THE REQUEST. Scan the listing below. Report each line that includes "visceral".
** START OF SOURCE RECORDS **
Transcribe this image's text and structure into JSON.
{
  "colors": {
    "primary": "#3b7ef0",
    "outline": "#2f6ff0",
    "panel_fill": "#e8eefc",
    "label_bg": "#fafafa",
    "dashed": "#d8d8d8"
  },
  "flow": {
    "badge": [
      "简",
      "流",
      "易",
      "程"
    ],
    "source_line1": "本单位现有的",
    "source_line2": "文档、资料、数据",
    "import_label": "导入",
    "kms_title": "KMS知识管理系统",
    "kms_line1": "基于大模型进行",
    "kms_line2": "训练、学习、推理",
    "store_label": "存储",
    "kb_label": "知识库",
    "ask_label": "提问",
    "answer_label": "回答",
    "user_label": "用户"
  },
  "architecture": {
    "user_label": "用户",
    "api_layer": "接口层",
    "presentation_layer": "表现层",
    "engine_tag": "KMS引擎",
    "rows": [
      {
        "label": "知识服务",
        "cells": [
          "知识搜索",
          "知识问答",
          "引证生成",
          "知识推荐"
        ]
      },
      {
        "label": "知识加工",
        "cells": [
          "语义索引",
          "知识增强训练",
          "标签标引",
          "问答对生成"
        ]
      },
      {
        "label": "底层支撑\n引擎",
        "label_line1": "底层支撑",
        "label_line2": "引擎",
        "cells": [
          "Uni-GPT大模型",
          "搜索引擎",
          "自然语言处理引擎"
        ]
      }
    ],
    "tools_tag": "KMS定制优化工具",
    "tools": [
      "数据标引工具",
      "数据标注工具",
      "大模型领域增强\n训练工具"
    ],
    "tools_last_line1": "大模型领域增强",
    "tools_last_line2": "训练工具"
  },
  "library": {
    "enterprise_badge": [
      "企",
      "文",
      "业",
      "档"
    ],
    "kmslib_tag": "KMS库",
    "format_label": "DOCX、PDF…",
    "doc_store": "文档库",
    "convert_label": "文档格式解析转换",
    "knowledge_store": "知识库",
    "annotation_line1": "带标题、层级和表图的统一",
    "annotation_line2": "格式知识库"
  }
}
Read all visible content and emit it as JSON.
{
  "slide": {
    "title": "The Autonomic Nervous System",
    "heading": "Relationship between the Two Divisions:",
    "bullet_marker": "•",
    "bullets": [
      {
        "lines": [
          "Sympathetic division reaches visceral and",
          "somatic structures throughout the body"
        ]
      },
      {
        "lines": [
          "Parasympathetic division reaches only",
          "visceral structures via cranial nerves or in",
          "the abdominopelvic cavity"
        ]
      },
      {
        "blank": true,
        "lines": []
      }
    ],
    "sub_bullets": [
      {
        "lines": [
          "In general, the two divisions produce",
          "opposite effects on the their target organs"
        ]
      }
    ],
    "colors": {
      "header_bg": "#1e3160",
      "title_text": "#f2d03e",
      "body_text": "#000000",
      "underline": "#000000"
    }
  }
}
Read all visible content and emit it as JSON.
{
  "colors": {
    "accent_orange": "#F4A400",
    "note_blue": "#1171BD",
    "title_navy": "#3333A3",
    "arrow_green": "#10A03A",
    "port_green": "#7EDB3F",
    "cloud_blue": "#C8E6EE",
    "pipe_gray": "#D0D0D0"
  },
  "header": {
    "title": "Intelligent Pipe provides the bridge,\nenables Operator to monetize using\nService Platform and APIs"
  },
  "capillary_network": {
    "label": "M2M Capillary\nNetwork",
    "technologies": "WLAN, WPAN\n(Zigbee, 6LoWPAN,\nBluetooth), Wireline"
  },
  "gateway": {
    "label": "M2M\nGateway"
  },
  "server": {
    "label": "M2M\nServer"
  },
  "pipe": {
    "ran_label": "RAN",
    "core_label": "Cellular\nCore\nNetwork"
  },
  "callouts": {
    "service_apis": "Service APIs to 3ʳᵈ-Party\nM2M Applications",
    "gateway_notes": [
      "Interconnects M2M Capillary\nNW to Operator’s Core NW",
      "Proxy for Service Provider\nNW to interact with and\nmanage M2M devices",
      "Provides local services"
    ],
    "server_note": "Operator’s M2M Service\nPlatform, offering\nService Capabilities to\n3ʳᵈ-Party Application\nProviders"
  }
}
** END OF SOURCE RECORDS **
RESULT FOR THIS EXERCISE.
          "Sympathetic division reaches visceral and",
          "visceral structures via cranial nerves or in",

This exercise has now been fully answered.